From the listing below, extract each entry exactly as written, minus the images.
───── Extracted data ─────
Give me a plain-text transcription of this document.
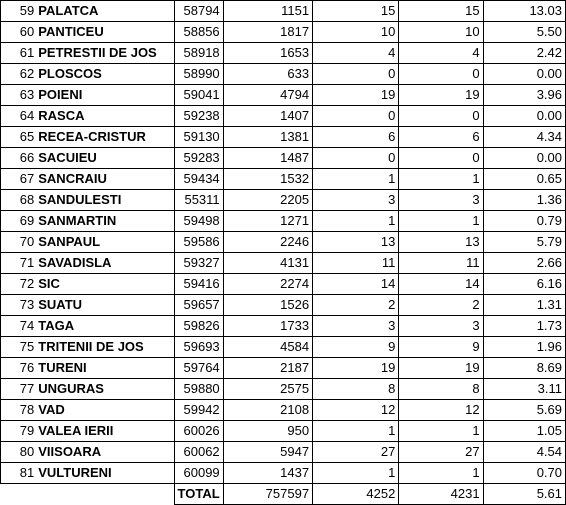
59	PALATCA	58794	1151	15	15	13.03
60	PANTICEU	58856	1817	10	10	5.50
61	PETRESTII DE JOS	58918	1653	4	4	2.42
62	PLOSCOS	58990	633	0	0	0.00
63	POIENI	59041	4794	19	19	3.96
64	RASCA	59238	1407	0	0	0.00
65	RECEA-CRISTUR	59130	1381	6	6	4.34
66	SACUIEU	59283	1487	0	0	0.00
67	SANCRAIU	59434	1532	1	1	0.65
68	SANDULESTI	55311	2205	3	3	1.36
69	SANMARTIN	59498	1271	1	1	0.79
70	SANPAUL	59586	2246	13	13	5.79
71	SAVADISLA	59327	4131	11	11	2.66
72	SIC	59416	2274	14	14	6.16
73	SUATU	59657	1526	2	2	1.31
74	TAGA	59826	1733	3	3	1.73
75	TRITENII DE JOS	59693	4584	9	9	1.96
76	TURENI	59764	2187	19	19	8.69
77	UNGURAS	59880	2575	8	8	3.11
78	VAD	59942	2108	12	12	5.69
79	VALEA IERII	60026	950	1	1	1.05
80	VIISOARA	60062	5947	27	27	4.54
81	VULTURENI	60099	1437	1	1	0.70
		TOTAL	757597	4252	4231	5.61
─────
## [Reply]
Give me a plain-text transcription of this document.
59	PALATCA	58794	1151	15	15	13.03
60	PANTICEU	58856	1817	10	10	5.50
61	PETRESTII DE JOS	58918	1653	4	4	2.42
62	PLOSCOS	58990	633	0	0	0.00
63	POIENI	59041	4794	19	19	3.96
64	RASCA	59238	1407	0	0	0.00
65	RECEA-CRISTUR	59130	1381	6	6	4.34
66	SACUIEU	59283	1487	0	0	0.00
67	SANCRAIU	59434	1532	1	1	0.65
68	SANDULESTI	55311	2205	3	3	1.36
69	SANMARTIN	59498	1271	1	1	0.79
70	SANPAUL	59586	2246	13	13	5.79
71	SAVADISLA	59327	4131	11	11	2.66
72	SIC	59416	2274	14	14	6.16
73	SUATU	59657	1526	2	2	1.31
74	TAGA	59826	1733	3	3	1.73
75	TRITENII DE JOS	59693	4584	9	9	1.96
76	TURENI	59764	2187	19	19	8.69
77	UNGURAS	59880	2575	8	8	3.11
78	VAD	59942	2108	12	12	5.69
79	VALEA IERII	60026	950	1	1	1.05
80	VIISOARA	60062	5947	27	27	4.54
81	VULTURENI	60099	1437	1	1	0.70
		TOTAL	757597	4252	4231	5.61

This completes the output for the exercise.